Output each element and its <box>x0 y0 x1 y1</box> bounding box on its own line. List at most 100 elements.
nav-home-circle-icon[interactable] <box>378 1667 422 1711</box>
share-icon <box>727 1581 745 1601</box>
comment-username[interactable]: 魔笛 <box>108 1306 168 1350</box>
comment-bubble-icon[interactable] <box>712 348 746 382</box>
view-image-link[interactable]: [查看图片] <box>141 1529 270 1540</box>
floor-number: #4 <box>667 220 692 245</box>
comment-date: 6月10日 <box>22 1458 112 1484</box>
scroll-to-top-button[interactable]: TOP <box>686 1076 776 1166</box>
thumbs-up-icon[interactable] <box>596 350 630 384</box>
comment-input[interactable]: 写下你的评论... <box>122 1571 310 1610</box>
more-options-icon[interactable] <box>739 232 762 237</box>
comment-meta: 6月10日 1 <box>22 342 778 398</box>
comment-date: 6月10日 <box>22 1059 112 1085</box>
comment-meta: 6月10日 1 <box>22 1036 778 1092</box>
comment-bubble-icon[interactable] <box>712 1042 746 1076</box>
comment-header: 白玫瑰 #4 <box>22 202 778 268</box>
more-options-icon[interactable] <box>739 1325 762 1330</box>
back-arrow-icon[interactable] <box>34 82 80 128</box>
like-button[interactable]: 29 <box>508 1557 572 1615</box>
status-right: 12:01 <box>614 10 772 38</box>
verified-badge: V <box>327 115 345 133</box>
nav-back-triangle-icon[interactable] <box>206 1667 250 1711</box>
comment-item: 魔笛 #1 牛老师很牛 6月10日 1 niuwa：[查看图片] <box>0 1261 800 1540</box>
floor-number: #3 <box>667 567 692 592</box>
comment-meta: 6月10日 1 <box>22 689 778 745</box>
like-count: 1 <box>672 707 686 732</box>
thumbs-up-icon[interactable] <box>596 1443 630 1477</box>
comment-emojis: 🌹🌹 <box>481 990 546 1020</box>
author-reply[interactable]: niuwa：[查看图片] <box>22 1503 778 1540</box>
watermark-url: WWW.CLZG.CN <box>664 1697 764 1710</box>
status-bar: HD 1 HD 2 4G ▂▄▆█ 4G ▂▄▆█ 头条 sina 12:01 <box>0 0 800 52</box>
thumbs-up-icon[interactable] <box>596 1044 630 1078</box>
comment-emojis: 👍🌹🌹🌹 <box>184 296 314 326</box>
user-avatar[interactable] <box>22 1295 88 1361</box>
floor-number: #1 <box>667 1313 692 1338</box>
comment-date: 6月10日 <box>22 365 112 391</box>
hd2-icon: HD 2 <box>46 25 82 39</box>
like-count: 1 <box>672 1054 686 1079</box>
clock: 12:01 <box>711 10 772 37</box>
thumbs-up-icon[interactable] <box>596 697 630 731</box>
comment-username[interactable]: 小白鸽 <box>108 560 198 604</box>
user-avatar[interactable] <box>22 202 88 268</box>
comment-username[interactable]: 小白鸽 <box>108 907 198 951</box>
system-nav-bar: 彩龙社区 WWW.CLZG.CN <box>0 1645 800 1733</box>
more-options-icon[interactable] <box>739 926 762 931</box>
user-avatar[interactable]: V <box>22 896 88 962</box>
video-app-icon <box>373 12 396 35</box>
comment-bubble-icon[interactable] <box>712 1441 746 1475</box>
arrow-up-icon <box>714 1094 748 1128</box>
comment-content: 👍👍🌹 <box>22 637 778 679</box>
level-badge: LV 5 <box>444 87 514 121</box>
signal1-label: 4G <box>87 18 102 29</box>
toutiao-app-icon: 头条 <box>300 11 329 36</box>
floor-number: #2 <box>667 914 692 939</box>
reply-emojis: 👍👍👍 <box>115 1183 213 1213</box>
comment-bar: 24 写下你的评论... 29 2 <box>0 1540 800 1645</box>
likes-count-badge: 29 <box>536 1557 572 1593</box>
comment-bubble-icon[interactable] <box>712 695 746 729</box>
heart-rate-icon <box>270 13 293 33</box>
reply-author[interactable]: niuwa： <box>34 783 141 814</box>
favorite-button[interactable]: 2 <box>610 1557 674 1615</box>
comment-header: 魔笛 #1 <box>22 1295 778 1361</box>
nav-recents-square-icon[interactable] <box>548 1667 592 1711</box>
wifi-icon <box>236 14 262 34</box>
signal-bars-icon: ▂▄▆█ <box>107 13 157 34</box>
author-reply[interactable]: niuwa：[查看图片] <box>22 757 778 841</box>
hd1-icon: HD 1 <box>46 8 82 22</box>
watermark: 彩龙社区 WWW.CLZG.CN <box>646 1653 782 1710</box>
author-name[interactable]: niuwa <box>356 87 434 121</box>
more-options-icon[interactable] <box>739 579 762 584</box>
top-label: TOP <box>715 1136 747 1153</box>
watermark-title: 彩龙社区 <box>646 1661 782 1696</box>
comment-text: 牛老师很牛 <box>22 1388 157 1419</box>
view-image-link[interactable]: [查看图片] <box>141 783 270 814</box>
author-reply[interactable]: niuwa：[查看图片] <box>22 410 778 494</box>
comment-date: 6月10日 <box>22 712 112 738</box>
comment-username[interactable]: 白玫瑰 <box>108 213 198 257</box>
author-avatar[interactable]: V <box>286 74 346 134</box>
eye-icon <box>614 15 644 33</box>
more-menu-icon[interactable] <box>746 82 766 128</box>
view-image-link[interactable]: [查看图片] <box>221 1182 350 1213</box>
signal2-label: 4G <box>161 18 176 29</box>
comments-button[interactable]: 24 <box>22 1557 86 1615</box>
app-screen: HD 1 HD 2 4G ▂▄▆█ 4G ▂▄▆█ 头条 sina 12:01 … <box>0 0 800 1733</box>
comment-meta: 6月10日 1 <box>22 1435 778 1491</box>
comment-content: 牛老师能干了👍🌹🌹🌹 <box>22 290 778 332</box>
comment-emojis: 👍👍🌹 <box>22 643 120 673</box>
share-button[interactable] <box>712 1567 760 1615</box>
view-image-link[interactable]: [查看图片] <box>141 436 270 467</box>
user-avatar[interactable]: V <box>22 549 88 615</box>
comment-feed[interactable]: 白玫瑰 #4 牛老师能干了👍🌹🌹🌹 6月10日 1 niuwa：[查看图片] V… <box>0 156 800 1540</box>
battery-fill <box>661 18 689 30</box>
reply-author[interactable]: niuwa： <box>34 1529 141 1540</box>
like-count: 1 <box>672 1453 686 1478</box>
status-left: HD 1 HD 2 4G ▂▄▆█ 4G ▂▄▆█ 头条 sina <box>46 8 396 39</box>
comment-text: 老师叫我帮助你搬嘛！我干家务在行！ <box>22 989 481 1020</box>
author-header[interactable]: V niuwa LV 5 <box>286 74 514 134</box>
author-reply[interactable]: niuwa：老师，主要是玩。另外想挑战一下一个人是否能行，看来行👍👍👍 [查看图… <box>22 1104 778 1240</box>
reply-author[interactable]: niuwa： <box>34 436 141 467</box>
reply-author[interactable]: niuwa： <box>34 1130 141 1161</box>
-----
TASK OBJECTIVE: Copy every line of the data above character for character, leaving nothing out and changing nothing.

RESULT OF THIS EXERCISE:
Output each element and its <box>x0 y0 x1 y1</box> bounding box on its own line. List at most 100 elements.
nav-home-circle-icon[interactable] <box>378 1667 422 1711</box>
share-icon <box>727 1581 745 1601</box>
comment-username[interactable]: 魔笛 <box>108 1306 168 1350</box>
comment-bubble-icon[interactable] <box>712 348 746 382</box>
view-image-link[interactable]: [查看图片] <box>141 1529 270 1540</box>
floor-number: #4 <box>667 220 692 245</box>
comment-date: 6月10日 <box>22 1458 112 1484</box>
scroll-to-top-button[interactable]: TOP <box>686 1076 776 1166</box>
thumbs-up-icon[interactable] <box>596 350 630 384</box>
comment-input[interactable]: 写下你的评论... <box>122 1571 310 1610</box>
more-options-icon[interactable] <box>739 232 762 237</box>
comment-meta: 6月10日 1 <box>22 342 778 398</box>
comment-date: 6月10日 <box>22 1059 112 1085</box>
comment-meta: 6月10日 1 <box>22 1036 778 1092</box>
comment-bubble-icon[interactable] <box>712 1042 746 1076</box>
comment-header: 白玫瑰 #4 <box>22 202 778 268</box>
more-options-icon[interactable] <box>739 1325 762 1330</box>
back-arrow-icon[interactable] <box>34 82 80 128</box>
like-button[interactable]: 29 <box>508 1557 572 1615</box>
status-right: 12:01 <box>614 10 772 38</box>
verified-badge: V <box>327 115 345 133</box>
nav-back-triangle-icon[interactable] <box>206 1667 250 1711</box>
comment-item: 魔笛 #1 牛老师很牛 6月10日 1 niuwa：[查看图片] <box>0 1261 800 1540</box>
floor-number: #3 <box>667 567 692 592</box>
comment-meta: 6月10日 1 <box>22 689 778 745</box>
like-count: 1 <box>672 707 686 732</box>
thumbs-up-icon[interactable] <box>596 1443 630 1477</box>
comment-emojis: 🌹🌹 <box>481 990 546 1020</box>
author-reply[interactable]: niuwa：[查看图片] <box>22 1503 778 1540</box>
watermark-url: WWW.CLZG.CN <box>664 1697 764 1710</box>
status-bar: HD 1 HD 2 4G ▂▄▆█ 4G ▂▄▆█ 头条 sina 12:01 <box>0 0 800 52</box>
thumbs-up-icon[interactable] <box>596 1044 630 1078</box>
comment-emojis: 👍🌹🌹🌹 <box>184 296 314 326</box>
user-avatar[interactable] <box>22 1295 88 1361</box>
floor-number: #1 <box>667 1313 692 1338</box>
comment-date: 6月10日 <box>22 365 112 391</box>
hd2-icon: HD 2 <box>46 25 82 39</box>
like-count: 1 <box>672 1054 686 1079</box>
clock: 12:01 <box>711 10 772 37</box>
thumbs-up-icon[interactable] <box>596 697 630 731</box>
comment-username[interactable]: 小白鸽 <box>108 560 198 604</box>
user-avatar[interactable] <box>22 202 88 268</box>
comment-username[interactable]: 小白鸽 <box>108 907 198 951</box>
system-nav-bar: 彩龙社区 WWW.CLZG.CN <box>0 1645 800 1733</box>
more-options-icon[interactable] <box>739 926 762 931</box>
user-avatar[interactable]: V <box>22 896 88 962</box>
video-app-icon <box>373 12 396 35</box>
comment-bubble-icon[interactable] <box>712 1441 746 1475</box>
arrow-up-icon <box>714 1094 748 1128</box>
comment-content: 👍👍🌹 <box>22 637 778 679</box>
level-badge: LV 5 <box>444 87 514 121</box>
signal1-label: 4G <box>87 18 102 29</box>
toutiao-app-icon: 头条 <box>300 11 329 36</box>
floor-number: #2 <box>667 914 692 939</box>
reply-emojis: 👍👍👍 <box>115 1183 213 1213</box>
comment-bar: 24 写下你的评论... 29 2 <box>0 1540 800 1645</box>
likes-count-badge: 29 <box>536 1557 572 1593</box>
comment-bubble-icon[interactable] <box>712 695 746 729</box>
heart-rate-icon <box>270 13 293 33</box>
reply-author[interactable]: niuwa： <box>34 783 141 814</box>
favorite-button[interactable]: 2 <box>610 1557 674 1615</box>
comment-header: 魔笛 #1 <box>22 1295 778 1361</box>
nav-recents-square-icon[interactable] <box>548 1667 592 1711</box>
wifi-icon <box>236 14 262 34</box>
signal-bars-icon: ▂▄▆█ <box>107 13 157 34</box>
author-reply[interactable]: niuwa：[查看图片] <box>22 757 778 841</box>
hd1-icon: HD 1 <box>46 8 82 22</box>
watermark: 彩龙社区 WWW.CLZG.CN <box>646 1653 782 1710</box>
author-name[interactable]: niuwa <box>356 87 434 121</box>
more-options-icon[interactable] <box>739 579 762 584</box>
top-label: TOP <box>715 1136 747 1153</box>
watermark-title: 彩龙社区 <box>646 1661 782 1696</box>
comment-text: 牛老师很牛 <box>22 1388 157 1419</box>
view-image-link[interactable]: [查看图片] <box>141 783 270 814</box>
author-reply[interactable]: niuwa：[查看图片] <box>22 410 778 494</box>
comment-date: 6月10日 <box>22 712 112 738</box>
comment-username[interactable]: 白玫瑰 <box>108 213 198 257</box>
author-avatar[interactable]: V <box>286 74 346 134</box>
eye-icon <box>614 15 644 33</box>
more-menu-icon[interactable] <box>746 82 766 128</box>
view-image-link[interactable]: [查看图片] <box>221 1182 350 1213</box>
signal2-label: 4G <box>161 18 176 29</box>
comments-button[interactable]: 24 <box>22 1557 86 1615</box>
app-screen: HD 1 HD 2 4G ▂▄▆█ 4G ▂▄▆█ 头条 sina 12:01 … <box>0 0 800 1733</box>
comment-meta: 6月10日 1 <box>22 1435 778 1491</box>
comment-content: 牛老师能干了👍🌹🌹🌹 <box>22 290 778 332</box>
comment-emojis: 👍👍🌹 <box>22 643 120 673</box>
share-button[interactable] <box>712 1567 760 1615</box>
view-image-link[interactable]: [查看图片] <box>141 436 270 467</box>
user-avatar[interactable]: V <box>22 549 88 615</box>
comment-feed[interactable]: 白玫瑰 #4 牛老师能干了👍🌹🌹🌹 6月10日 1 niuwa：[查看图片] V… <box>0 156 800 1540</box>
battery-fill <box>661 18 689 30</box>
reply-author[interactable]: niuwa： <box>34 1529 141 1540</box>
like-count: 1 <box>672 1453 686 1478</box>
status-left: HD 1 HD 2 4G ▂▄▆█ 4G ▂▄▆█ 头条 sina <box>46 8 396 39</box>
comment-text: 老师叫我帮助你搬嘛！我干家务在行！ <box>22 989 481 1020</box>
author-header[interactable]: V niuwa LV 5 <box>286 74 514 134</box>
author-reply[interactable]: niuwa：老师，主要是玩。另外想挑战一下一个人是否能行，看来行👍👍👍 [查看图… <box>22 1104 778 1240</box>
reply-author[interactable]: niuwa： <box>34 436 141 467</box>
reply-author[interactable]: niuwa： <box>34 1130 141 1161</box>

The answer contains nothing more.